**WRITTEN INSTRUCTION:**
Repeat the material verbatim. Images are excluded from the copy.

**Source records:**
╔══

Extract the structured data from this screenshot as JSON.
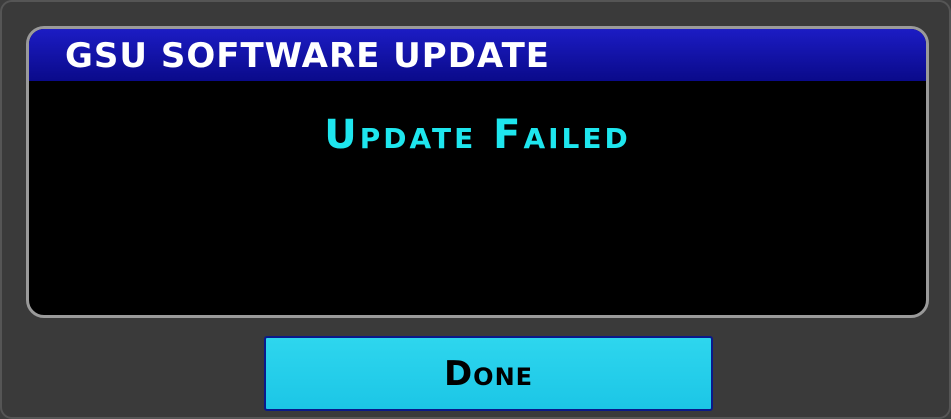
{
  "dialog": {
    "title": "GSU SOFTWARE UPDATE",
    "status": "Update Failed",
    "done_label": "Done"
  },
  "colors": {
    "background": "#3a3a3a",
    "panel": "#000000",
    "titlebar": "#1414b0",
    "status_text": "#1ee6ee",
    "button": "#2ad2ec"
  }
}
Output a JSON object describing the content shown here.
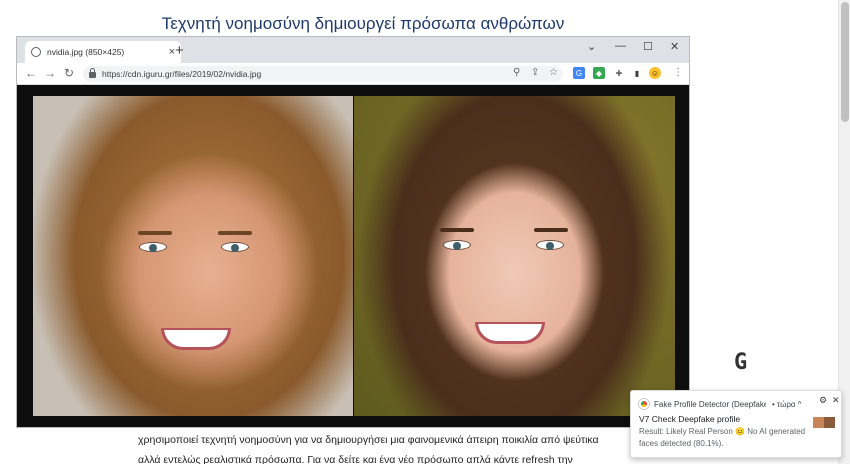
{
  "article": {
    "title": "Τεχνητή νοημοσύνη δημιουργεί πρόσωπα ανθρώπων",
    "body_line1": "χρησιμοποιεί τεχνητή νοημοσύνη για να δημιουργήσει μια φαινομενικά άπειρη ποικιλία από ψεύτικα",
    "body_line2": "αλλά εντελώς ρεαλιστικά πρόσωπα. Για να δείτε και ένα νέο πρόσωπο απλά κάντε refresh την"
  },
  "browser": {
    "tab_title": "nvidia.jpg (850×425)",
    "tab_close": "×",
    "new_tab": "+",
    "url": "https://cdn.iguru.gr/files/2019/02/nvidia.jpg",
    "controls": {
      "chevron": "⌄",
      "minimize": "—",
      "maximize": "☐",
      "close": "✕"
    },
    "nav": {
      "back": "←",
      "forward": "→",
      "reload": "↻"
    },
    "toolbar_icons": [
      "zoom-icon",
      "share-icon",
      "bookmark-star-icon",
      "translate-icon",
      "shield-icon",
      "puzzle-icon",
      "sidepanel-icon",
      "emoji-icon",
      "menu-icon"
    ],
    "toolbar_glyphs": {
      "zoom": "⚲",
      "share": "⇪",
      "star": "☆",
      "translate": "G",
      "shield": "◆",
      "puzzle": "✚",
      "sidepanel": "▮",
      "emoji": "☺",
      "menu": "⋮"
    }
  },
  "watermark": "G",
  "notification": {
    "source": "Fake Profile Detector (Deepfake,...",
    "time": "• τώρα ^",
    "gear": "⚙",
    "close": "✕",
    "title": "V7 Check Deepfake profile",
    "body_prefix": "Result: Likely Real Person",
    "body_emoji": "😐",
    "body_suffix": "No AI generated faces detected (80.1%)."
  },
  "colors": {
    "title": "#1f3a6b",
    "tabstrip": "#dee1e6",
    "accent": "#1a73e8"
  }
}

╚══

**FINISHED ANSWER:**
Extract the structured data from this screenshot as JSON.
{
  "dialog": {
    "title": "GSU SOFTWARE UPDATE",
    "status": "Update Failed",
    "done_label": "Done"
  },
  "colors": {
    "background": "#3a3a3a",
    "panel": "#000000",
    "titlebar": "#1414b0",
    "status_text": "#1ee6ee",
    "button": "#2ad2ec"
  }
}
Output a JSON object describing the content shown here.
{
  "article": {
    "title": "Τεχνητή νοημοσύνη δημιουργεί πρόσωπα ανθρώπων",
    "body_line1": "χρησιμοποιεί τεχνητή νοημοσύνη για να δημιουργήσει μια φαινομενικά άπειρη ποικιλία από ψεύτικα",
    "body_line2": "αλλά εντελώς ρεαλιστικά πρόσωπα. Για να δείτε και ένα νέο πρόσωπο απλά κάντε refresh την"
  },
  "browser": {
    "tab_title": "nvidia.jpg (850×425)",
    "tab_close": "×",
    "new_tab": "+",
    "url": "https://cdn.iguru.gr/files/2019/02/nvidia.jpg",
    "controls": {
      "chevron": "⌄",
      "minimize": "—",
      "maximize": "☐",
      "close": "✕"
    },
    "nav": {
      "back": "←",
      "forward": "→",
      "reload": "↻"
    },
    "toolbar_icons": [
      "zoom-icon",
      "share-icon",
      "bookmark-star-icon",
      "translate-icon",
      "shield-icon",
      "puzzle-icon",
      "sidepanel-icon",
      "emoji-icon",
      "menu-icon"
    ],
    "toolbar_glyphs": {
      "zoom": "⚲",
      "share": "⇪",
      "star": "☆",
      "translate": "G",
      "shield": "◆",
      "puzzle": "✚",
      "sidepanel": "▮",
      "emoji": "☺",
      "menu": "⋮"
    }
  },
  "watermark": "G",
  "notification": {
    "source": "Fake Profile Detector (Deepfake,...",
    "time": "• τώρα ^",
    "gear": "⚙",
    "close": "✕",
    "title": "V7 Check Deepfake profile",
    "body_prefix": "Result: Likely Real Person",
    "body_emoji": "😐",
    "body_suffix": "No AI generated faces detected (80.1%)."
  },
  "colors": {
    "title": "#1f3a6b",
    "tabstrip": "#dee1e6",
    "accent": "#1a73e8"
  }
}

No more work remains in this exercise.